* _Task statement_: Each line that follows should be printed again exactly as it stands.

— Start Dataset content —

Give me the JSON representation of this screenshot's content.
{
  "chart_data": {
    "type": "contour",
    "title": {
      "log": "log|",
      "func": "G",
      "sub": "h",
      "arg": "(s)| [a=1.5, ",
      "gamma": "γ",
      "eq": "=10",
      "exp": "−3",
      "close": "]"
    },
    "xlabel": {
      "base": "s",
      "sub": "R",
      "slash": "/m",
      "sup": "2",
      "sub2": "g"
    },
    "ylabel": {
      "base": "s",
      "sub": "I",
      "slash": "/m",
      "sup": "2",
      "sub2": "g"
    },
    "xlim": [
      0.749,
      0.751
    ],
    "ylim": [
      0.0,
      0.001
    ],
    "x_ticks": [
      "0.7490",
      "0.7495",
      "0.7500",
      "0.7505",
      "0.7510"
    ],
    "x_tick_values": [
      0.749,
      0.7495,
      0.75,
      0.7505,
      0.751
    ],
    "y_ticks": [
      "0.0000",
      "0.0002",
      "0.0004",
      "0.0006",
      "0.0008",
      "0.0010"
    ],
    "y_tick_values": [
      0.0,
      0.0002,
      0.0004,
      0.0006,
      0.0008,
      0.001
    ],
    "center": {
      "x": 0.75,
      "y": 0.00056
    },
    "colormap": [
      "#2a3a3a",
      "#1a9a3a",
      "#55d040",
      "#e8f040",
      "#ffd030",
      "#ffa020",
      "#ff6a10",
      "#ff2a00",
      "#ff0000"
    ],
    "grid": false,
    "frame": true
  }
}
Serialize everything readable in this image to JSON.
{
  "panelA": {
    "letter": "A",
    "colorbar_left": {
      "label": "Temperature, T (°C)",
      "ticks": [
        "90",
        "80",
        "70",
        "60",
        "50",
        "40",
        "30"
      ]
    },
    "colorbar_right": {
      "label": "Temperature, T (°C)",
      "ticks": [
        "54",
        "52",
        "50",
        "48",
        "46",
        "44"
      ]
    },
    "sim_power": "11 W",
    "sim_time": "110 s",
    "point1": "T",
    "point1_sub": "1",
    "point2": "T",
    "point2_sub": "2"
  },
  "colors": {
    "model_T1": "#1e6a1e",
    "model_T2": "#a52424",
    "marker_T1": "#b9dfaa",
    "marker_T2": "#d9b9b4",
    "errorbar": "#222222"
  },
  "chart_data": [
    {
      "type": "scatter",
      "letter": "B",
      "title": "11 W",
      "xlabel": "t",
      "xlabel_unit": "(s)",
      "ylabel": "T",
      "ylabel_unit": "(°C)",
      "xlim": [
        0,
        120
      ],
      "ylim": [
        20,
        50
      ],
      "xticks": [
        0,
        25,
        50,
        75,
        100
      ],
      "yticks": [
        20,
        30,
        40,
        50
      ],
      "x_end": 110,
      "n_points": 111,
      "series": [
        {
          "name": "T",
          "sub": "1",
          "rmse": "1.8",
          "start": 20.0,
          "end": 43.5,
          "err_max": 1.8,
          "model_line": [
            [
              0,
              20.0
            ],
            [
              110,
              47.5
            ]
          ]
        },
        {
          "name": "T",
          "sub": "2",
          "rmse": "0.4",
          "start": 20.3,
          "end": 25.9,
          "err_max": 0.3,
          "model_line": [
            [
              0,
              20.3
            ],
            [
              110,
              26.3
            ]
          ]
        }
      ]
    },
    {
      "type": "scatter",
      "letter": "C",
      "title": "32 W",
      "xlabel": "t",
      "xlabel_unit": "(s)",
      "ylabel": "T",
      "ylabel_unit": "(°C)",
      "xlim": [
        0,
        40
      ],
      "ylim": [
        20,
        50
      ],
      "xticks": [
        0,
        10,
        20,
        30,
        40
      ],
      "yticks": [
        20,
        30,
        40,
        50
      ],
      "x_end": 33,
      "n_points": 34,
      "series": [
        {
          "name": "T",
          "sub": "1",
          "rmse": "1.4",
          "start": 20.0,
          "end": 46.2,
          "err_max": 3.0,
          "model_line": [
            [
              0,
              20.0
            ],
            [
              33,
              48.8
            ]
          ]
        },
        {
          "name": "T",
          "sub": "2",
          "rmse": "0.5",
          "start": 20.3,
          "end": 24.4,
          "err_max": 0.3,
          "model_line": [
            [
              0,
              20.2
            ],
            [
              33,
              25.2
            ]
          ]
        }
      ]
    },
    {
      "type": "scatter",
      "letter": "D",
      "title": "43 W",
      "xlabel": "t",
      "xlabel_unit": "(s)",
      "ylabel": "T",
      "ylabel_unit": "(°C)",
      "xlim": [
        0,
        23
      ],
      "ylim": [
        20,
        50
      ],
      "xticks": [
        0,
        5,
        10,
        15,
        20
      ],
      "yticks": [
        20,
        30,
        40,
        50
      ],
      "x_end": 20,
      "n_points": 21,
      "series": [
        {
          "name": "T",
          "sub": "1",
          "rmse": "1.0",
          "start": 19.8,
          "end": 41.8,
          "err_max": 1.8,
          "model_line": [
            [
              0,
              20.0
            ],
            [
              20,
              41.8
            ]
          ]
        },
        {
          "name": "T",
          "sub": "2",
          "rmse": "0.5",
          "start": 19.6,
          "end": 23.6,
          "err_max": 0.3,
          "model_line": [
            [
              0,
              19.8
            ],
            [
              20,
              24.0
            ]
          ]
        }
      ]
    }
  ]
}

— End Dataset content —

* _Solution for this task_:
Give me the JSON representation of this screenshot's content.
{
  "chart_data": {
    "type": "contour",
    "title": {
      "log": "log|",
      "func": "G",
      "sub": "h",
      "arg": "(s)| [a=1.5, ",
      "gamma": "γ",
      "eq": "=10",
      "exp": "−3",
      "close": "]"
    },
    "xlabel": {
      "base": "s",
      "sub": "R",
      "slash": "/m",
      "sup": "2",
      "sub2": "g"
    },
    "ylabel": {
      "base": "s",
      "sub": "I",
      "slash": "/m",
      "sup": "2",
      "sub2": "g"
    },
    "xlim": [
      0.749,
      0.751
    ],
    "ylim": [
      0.0,
      0.001
    ],
    "x_ticks": [
      "0.7490",
      "0.7495",
      "0.7500",
      "0.7505",
      "0.7510"
    ],
    "x_tick_values": [
      0.749,
      0.7495,
      0.75,
      0.7505,
      0.751
    ],
    "y_ticks": [
      "0.0000",
      "0.0002",
      "0.0004",
      "0.0006",
      "0.0008",
      "0.0010"
    ],
    "y_tick_values": [
      0.0,
      0.0002,
      0.0004,
      0.0006,
      0.0008,
      0.001
    ],
    "center": {
      "x": 0.75,
      "y": 0.00056
    },
    "colormap": [
      "#2a3a3a",
      "#1a9a3a",
      "#55d040",
      "#e8f040",
      "#ffd030",
      "#ffa020",
      "#ff6a10",
      "#ff2a00",
      "#ff0000"
    ],
    "grid": false,
    "frame": true
  }
}
Serialize everything readable in this image to JSON.
{
  "panelA": {
    "letter": "A",
    "colorbar_left": {
      "label": "Temperature, T (°C)",
      "ticks": [
        "90",
        "80",
        "70",
        "60",
        "50",
        "40",
        "30"
      ]
    },
    "colorbar_right": {
      "label": "Temperature, T (°C)",
      "ticks": [
        "54",
        "52",
        "50",
        "48",
        "46",
        "44"
      ]
    },
    "sim_power": "11 W",
    "sim_time": "110 s",
    "point1": "T",
    "point1_sub": "1",
    "point2": "T",
    "point2_sub": "2"
  },
  "colors": {
    "model_T1": "#1e6a1e",
    "model_T2": "#a52424",
    "marker_T1": "#b9dfaa",
    "marker_T2": "#d9b9b4",
    "errorbar": "#222222"
  },
  "chart_data": [
    {
      "type": "scatter",
      "letter": "B",
      "title": "11 W",
      "xlabel": "t",
      "xlabel_unit": "(s)",
      "ylabel": "T",
      "ylabel_unit": "(°C)",
      "xlim": [
        0,
        120
      ],
      "ylim": [
        20,
        50
      ],
      "xticks": [
        0,
        25,
        50,
        75,
        100
      ],
      "yticks": [
        20,
        30,
        40,
        50
      ],
      "x_end": 110,
      "n_points": 111,
      "series": [
        {
          "name": "T",
          "sub": "1",
          "rmse": "1.8",
          "start": 20.0,
          "end": 43.5,
          "err_max": 1.8,
          "model_line": [
            [
              0,
              20.0
            ],
            [
              110,
              47.5
            ]
          ]
        },
        {
          "name": "T",
          "sub": "2",
          "rmse": "0.4",
          "start": 20.3,
          "end": 25.9,
          "err_max": 0.3,
          "model_line": [
            [
              0,
              20.3
            ],
            [
              110,
              26.3
            ]
          ]
        }
      ]
    },
    {
      "type": "scatter",
      "letter": "C",
      "title": "32 W",
      "xlabel": "t",
      "xlabel_unit": "(s)",
      "ylabel": "T",
      "ylabel_unit": "(°C)",
      "xlim": [
        0,
        40
      ],
      "ylim": [
        20,
        50
      ],
      "xticks": [
        0,
        10,
        20,
        30,
        40
      ],
      "yticks": [
        20,
        30,
        40,
        50
      ],
      "x_end": 33,
      "n_points": 34,
      "series": [
        {
          "name": "T",
          "sub": "1",
          "rmse": "1.4",
          "start": 20.0,
          "end": 46.2,
          "err_max": 3.0,
          "model_line": [
            [
              0,
              20.0
            ],
            [
              33,
              48.8
            ]
          ]
        },
        {
          "name": "T",
          "sub": "2",
          "rmse": "0.5",
          "start": 20.3,
          "end": 24.4,
          "err_max": 0.3,
          "model_line": [
            [
              0,
              20.2
            ],
            [
              33,
              25.2
            ]
          ]
        }
      ]
    },
    {
      "type": "scatter",
      "letter": "D",
      "title": "43 W",
      "xlabel": "t",
      "xlabel_unit": "(s)",
      "ylabel": "T",
      "ylabel_unit": "(°C)",
      "xlim": [
        0,
        23
      ],
      "ylim": [
        20,
        50
      ],
      "xticks": [
        0,
        5,
        10,
        15,
        20
      ],
      "yticks": [
        20,
        30,
        40,
        50
      ],
      "x_end": 20,
      "n_points": 21,
      "series": [
        {
          "name": "T",
          "sub": "1",
          "rmse": "1.0",
          "start": 19.8,
          "end": 41.8,
          "err_max": 1.8,
          "model_line": [
            [
              0,
              20.0
            ],
            [
              20,
              41.8
            ]
          ]
        },
        {
          "name": "T",
          "sub": "2",
          "rmse": "0.5",
          "start": 19.6,
          "end": 23.6,
          "err_max": 0.3,
          "model_line": [
            [
              0,
              19.8
            ],
            [
              20,
              24.0
            ]
          ]
        }
      ]
    }
  ]
}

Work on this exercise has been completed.